* [What is asked]: Put every line of the items into a Markdown table with the columns Row and Line. Number the rows in order, and leave out any blank lines.

Some items:
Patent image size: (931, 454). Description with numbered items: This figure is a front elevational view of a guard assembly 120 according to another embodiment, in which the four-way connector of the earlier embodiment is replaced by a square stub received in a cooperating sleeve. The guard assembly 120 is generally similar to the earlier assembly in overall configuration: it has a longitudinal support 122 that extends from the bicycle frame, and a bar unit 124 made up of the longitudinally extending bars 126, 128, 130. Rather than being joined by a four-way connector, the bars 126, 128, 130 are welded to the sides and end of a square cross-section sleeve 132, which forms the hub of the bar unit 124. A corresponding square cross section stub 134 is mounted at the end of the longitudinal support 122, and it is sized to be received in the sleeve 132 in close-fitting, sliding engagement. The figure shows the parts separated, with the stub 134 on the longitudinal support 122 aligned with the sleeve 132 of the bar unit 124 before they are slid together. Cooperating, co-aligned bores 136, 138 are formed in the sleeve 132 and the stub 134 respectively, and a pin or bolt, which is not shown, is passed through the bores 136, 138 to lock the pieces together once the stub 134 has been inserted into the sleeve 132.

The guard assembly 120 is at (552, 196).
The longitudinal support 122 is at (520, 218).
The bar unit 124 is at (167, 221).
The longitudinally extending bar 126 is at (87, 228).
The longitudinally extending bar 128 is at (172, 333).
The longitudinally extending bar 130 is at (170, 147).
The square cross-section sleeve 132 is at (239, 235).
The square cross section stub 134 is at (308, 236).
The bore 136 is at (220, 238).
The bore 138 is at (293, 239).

* [The solution]:
| Row | Line |
|---|---|
| 1 | Patent image size: (931, 454). Description with numbered items: This figure is a front elevational view of a guard assembly 120 according to another embodiment, in which the four-way connector of the earlier embodiment is replaced by a square stub received in a cooperating sleeve. The guard assembly 120 is generally similar to the earlier assembly in overall configuration: it has a longitudinal support 122 that extends from the bicycle frame, and a bar unit 124 made up of the longitudinally extending bars 126, 128, 130. Rather than being joined by a four-way connector, the bars 126, 128, 130 are welded to the sides and end of a square cross-section sleeve 132, which forms the hub of the bar unit 124. A corresponding square cross section stub 134 is mounted at the end of the longitudinal support 122, and it is sized to be received in the sleeve 132 in close-fitting, sliding engagement. The figure shows the parts separated, with the stub 134 on the longitudinal support 122 aligned with the sleeve 132 of the bar unit 124 before they are slid together. Cooperating, co-aligned bores 136, 138 are formed in the sleeve 132 and the stub 134 respectively, and a pin or bolt, which is not shown, is passed through the bores 136, 138 to lock the pieces together once the stub 134 has been inserted into the sleeve 132. |
| 2 | The guard assembly 120 is at (552, 196). |
| 3 | The longitudinal support 122 is at (520, 218). |
| 4 | The bar unit 124 is at (167, 221). |
| 5 | The longitudinally extending bar 126 is at (87, 228). |
| 6 | The longitudinally extending bar 128 is at (172, 333). |
| 7 | The longitudinally extending bar 130 is at (170, 147). |
| 8 | The square cross-section sleeve 132 is at (239, 235). |
| 9 | The square cross section stub 134 is at (308, 236). |
| 10 | The bore 136 is at (220, 238). |
| 11 | The bore 138 is at (293, 239). |